Scan the material and copy every line in which "interior" appears.

● RECORDS FOR THE EXERCISE
-----
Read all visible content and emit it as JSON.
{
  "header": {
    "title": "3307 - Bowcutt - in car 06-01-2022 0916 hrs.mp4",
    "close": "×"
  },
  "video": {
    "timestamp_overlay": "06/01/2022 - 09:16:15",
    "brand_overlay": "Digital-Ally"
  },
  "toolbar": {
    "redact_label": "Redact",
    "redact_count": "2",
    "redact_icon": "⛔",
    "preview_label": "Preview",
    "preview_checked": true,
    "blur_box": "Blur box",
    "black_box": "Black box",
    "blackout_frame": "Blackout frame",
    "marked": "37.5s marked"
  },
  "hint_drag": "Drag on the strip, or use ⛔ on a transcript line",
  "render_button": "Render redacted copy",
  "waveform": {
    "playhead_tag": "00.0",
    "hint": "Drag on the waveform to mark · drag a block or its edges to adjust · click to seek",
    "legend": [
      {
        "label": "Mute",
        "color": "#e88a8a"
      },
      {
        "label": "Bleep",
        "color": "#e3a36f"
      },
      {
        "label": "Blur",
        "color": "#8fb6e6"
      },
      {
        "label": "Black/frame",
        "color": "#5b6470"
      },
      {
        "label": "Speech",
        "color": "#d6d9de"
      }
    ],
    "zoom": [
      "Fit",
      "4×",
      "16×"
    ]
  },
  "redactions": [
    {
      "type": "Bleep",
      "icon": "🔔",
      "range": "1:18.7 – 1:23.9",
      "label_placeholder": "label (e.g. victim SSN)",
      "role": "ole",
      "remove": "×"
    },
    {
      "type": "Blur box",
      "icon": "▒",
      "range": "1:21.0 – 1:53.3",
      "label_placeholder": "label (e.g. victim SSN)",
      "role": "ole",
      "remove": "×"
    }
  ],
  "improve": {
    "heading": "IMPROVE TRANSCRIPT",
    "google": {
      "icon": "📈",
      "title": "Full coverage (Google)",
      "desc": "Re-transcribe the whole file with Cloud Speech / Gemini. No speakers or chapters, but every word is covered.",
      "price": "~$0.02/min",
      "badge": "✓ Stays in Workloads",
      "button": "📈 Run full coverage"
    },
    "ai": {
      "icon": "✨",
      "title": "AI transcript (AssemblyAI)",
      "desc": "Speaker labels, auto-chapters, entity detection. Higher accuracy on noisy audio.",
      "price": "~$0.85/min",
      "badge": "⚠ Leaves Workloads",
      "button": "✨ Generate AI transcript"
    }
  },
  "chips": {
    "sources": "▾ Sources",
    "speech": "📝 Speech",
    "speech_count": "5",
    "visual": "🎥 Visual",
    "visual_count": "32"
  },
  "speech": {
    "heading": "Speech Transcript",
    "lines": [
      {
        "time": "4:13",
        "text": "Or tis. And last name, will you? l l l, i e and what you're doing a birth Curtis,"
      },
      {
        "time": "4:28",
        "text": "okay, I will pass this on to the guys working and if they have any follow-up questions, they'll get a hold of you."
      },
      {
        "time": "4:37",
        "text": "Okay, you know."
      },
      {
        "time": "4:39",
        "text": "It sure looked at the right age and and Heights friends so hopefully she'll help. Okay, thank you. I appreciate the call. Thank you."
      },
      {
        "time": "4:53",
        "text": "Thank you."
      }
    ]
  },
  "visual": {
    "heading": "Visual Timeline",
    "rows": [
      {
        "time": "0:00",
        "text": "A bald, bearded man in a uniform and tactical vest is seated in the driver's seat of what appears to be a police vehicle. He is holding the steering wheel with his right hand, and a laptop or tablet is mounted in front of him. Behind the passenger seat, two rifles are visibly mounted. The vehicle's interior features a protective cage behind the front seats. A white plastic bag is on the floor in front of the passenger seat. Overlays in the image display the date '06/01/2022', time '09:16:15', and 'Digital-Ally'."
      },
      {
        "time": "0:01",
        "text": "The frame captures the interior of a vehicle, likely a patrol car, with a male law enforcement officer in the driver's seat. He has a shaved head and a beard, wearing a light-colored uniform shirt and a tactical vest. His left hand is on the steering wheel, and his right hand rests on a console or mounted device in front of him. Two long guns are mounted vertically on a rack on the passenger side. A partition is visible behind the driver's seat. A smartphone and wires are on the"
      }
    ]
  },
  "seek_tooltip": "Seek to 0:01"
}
-----
● SOLVED PROBLEM
        "text": "A bald, bearded man in a uniform and tactical vest is seated in the driver's seat of what appears to be a police vehicle. He is holding the steering wheel with his right hand, and a laptop or tablet is mounted in front of him. Behind the passenger seat, two rifles are visibly mounted. The vehicle's interior features a protective cage behind the front seats. A white plastic bag is on the floor in front of the passenger seat. Overlays in the image display the date '06/01/2022', time '09:16:15', and 'Digital-Ally'."
        "text": "The frame captures the interior of a vehicle, likely a patrol car, with a male law enforcement officer in the driver's seat. He has a shaved head and a beard, wearing a light-colored uniform shirt and a tactical vest. His left hand is on the steering wheel, and his right hand rests on a console or mounted device in front of him. Two long guns are mounted vertically on a rack on the passenger side. A partition is visible behind the driver's seat. A smartphone and wires are on the"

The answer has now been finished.